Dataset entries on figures
________________
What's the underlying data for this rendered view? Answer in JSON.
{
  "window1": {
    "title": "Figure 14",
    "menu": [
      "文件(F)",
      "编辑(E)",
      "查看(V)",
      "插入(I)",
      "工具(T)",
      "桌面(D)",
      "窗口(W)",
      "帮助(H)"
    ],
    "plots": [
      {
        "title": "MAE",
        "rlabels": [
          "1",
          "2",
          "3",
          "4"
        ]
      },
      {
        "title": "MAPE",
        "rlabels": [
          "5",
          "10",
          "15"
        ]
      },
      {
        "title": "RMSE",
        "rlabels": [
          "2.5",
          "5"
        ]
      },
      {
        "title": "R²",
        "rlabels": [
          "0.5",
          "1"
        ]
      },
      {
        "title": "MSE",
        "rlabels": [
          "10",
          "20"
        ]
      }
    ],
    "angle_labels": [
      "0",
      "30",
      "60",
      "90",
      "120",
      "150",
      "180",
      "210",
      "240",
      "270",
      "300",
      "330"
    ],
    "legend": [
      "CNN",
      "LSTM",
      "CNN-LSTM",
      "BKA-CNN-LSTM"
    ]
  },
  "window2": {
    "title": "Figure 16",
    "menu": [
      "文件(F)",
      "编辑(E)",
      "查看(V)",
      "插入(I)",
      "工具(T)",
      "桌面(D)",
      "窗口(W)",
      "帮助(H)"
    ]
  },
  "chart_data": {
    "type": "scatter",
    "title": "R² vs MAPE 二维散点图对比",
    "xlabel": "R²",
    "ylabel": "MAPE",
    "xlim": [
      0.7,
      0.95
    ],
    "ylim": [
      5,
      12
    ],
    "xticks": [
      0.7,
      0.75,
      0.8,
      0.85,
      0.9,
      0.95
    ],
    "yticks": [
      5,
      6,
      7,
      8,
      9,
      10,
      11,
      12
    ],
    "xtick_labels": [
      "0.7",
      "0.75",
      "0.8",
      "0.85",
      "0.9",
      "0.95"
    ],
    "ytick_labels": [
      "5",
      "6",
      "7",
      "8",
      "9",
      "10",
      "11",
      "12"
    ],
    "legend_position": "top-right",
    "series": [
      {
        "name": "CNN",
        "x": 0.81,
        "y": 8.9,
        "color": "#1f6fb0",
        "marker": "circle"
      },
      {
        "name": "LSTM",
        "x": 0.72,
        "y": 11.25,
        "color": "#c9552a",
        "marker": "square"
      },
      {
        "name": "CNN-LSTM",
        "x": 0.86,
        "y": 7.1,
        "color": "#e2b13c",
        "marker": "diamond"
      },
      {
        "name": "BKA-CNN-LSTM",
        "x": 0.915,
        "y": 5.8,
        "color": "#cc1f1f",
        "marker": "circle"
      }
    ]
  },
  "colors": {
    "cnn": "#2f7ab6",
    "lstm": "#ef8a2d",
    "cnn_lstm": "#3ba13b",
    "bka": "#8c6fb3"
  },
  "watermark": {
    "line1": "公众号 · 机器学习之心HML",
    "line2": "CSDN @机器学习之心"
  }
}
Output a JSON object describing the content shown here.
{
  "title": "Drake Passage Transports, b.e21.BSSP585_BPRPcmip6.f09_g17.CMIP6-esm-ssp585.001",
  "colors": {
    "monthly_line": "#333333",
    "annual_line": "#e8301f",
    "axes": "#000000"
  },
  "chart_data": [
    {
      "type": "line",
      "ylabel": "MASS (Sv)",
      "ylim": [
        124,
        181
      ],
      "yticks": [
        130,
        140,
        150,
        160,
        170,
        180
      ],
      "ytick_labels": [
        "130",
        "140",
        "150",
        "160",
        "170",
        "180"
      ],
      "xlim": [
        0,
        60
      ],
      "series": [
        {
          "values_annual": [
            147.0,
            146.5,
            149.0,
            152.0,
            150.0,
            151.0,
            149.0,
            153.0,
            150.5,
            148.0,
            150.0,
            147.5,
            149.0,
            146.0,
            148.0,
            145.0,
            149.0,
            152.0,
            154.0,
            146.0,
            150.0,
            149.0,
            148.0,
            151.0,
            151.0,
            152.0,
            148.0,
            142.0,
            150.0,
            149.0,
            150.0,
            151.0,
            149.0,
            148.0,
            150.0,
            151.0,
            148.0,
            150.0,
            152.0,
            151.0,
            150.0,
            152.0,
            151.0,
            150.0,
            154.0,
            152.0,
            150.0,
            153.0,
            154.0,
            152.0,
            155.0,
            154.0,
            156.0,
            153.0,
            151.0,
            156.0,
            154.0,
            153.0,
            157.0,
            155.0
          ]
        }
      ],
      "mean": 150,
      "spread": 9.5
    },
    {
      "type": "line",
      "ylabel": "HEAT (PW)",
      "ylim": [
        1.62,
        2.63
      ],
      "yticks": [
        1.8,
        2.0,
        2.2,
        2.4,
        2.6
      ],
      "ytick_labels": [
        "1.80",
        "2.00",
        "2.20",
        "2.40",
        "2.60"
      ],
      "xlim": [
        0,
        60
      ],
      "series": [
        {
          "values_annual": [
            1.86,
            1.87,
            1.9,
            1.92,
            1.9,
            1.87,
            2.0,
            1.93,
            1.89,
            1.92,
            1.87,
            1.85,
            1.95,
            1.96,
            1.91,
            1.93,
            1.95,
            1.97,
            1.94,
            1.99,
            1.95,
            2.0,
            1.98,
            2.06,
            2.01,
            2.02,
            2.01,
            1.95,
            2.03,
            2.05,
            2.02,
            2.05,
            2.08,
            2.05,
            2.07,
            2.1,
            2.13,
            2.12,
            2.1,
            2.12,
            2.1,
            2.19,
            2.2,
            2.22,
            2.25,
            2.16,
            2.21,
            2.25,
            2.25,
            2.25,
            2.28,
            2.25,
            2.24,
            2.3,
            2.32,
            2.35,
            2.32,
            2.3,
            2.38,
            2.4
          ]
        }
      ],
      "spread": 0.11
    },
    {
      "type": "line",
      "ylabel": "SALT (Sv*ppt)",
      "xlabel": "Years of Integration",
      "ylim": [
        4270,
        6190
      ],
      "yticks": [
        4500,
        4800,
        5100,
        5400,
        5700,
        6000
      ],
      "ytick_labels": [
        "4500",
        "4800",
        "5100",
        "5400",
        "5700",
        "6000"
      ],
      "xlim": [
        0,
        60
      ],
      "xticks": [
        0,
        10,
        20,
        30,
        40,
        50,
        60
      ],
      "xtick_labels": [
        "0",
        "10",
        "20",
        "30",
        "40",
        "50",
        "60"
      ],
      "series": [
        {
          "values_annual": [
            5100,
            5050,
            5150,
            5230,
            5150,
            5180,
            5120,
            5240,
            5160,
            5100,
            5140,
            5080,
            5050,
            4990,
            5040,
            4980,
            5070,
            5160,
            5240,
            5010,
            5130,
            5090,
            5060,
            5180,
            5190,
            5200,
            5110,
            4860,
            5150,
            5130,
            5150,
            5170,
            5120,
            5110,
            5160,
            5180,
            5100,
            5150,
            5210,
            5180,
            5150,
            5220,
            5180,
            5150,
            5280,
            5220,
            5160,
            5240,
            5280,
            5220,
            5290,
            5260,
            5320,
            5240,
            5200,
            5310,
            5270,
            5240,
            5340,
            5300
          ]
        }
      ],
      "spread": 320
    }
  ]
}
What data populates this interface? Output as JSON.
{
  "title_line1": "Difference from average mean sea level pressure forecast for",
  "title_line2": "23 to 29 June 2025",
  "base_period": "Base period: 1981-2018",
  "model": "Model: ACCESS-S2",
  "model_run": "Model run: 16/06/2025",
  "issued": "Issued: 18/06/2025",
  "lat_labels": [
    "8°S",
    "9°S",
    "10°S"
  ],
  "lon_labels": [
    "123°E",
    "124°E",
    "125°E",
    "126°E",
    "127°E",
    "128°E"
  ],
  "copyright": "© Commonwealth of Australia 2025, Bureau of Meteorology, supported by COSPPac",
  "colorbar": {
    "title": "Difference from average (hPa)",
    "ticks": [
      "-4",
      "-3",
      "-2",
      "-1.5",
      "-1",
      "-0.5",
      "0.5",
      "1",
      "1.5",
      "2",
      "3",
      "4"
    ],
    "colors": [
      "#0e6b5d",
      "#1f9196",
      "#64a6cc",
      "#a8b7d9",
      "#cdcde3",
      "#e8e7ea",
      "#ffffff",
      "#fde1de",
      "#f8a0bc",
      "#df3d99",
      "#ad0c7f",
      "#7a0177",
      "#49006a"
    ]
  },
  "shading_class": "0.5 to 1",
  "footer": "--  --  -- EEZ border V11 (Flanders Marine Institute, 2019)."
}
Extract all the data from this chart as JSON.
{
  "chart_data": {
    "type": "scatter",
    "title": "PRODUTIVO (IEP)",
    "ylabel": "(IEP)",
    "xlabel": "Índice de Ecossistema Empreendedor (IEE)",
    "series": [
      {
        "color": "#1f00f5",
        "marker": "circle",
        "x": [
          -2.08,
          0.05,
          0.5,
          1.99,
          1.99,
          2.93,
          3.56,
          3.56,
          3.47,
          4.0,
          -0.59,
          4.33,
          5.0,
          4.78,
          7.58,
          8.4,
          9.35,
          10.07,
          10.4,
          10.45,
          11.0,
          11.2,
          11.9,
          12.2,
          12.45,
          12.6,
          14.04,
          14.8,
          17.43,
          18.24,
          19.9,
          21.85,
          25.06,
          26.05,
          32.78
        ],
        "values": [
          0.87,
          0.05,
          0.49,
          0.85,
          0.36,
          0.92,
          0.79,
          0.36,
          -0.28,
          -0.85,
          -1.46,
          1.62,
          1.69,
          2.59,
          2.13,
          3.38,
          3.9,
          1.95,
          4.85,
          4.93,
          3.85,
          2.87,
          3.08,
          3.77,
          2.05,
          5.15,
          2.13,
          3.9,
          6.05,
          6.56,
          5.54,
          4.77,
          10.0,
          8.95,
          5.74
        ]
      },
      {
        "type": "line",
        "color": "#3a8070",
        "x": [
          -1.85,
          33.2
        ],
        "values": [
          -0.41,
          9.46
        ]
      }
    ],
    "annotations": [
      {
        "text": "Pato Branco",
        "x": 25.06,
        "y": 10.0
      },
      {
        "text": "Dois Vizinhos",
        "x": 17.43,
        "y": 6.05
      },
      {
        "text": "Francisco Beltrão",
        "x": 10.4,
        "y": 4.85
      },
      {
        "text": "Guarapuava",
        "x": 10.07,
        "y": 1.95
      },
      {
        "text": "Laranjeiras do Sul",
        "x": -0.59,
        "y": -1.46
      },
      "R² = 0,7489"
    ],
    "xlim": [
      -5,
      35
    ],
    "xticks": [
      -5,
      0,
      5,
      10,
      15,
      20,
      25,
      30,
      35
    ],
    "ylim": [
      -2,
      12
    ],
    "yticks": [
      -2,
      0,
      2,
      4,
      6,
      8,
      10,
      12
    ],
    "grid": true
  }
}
________________
Write out every line of the data that holds the word "What".

Reply:
What's the underlying data for this rendered view? Answer in JSON.
What data populates this interface? Output as JSON.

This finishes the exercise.